WHAT YOU NEED TO DO
In the stretch of data from the line containing "For every button, label, text, icon, or" through the line containing "button[interactable]: Create New", switch "screenshot" to "screen capture" and give those lines back with nothing else changed. Leave the pictures out.

DATASET CONTENT
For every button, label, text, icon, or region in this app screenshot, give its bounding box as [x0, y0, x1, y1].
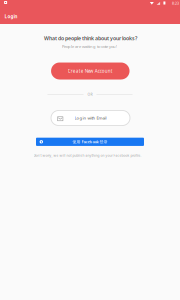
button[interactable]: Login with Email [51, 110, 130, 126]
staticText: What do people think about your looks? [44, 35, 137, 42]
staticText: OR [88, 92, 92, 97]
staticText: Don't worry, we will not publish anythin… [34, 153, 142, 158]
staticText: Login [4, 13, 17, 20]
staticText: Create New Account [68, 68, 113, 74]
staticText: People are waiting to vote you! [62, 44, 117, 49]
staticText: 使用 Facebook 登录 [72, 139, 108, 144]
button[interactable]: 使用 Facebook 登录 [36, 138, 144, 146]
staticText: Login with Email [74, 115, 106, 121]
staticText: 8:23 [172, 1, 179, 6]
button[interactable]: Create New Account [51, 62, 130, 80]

* * *

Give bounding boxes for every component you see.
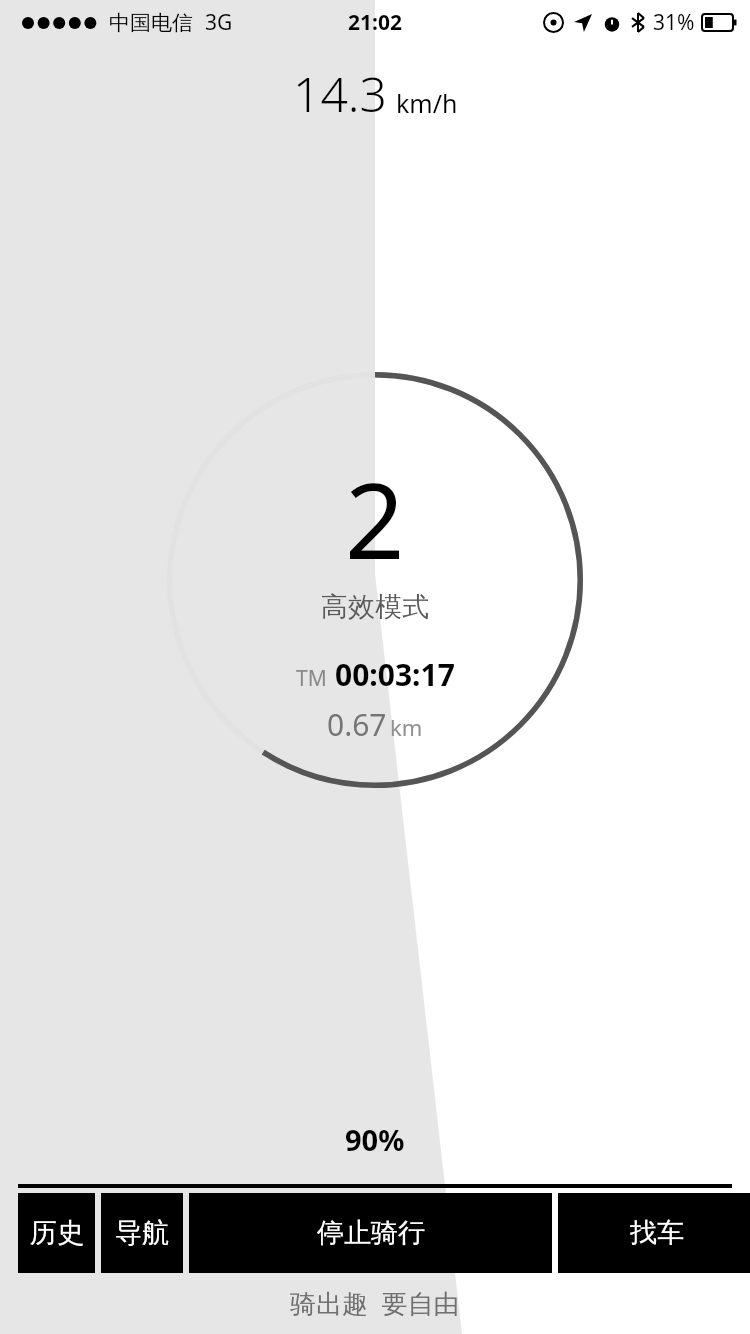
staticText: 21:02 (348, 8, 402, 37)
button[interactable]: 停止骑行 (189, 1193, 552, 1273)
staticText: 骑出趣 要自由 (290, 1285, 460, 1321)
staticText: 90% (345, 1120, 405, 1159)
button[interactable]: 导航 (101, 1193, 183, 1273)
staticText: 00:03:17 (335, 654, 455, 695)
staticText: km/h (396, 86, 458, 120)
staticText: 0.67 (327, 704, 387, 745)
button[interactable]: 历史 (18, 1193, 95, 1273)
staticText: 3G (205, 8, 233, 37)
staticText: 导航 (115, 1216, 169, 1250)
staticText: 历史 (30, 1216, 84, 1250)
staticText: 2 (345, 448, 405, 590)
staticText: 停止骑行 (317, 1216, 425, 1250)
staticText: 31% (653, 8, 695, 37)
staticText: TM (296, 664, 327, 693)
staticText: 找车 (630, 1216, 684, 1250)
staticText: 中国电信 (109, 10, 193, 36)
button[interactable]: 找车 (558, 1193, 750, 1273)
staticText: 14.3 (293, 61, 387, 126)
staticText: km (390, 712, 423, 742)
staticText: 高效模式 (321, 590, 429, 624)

RESULT FOR THIS EXERCISE
For every button, label, text, icon, or region in this app screen capture, give its bounding box as [x0, y0, x1, y1].
button[interactable]: Login with Email [51, 110, 130, 126]
staticText: What do people think about your looks? [44, 35, 137, 42]
staticText: OR [88, 92, 92, 97]
staticText: Don't worry, we will not publish anythin… [34, 153, 142, 158]
staticText: Login [4, 13, 17, 20]
staticText: Create New Account [68, 68, 113, 74]
staticText: People are waiting to vote you! [62, 44, 117, 49]
staticText: 使用 Facebook 登录 [72, 139, 108, 144]
button[interactable]: 使用 Facebook 登录 [36, 138, 144, 146]
staticText: Login with Email [74, 115, 106, 121]
staticText: 8:23 [172, 1, 179, 6]
button[interactable]: Create New Account [51, 62, 130, 80]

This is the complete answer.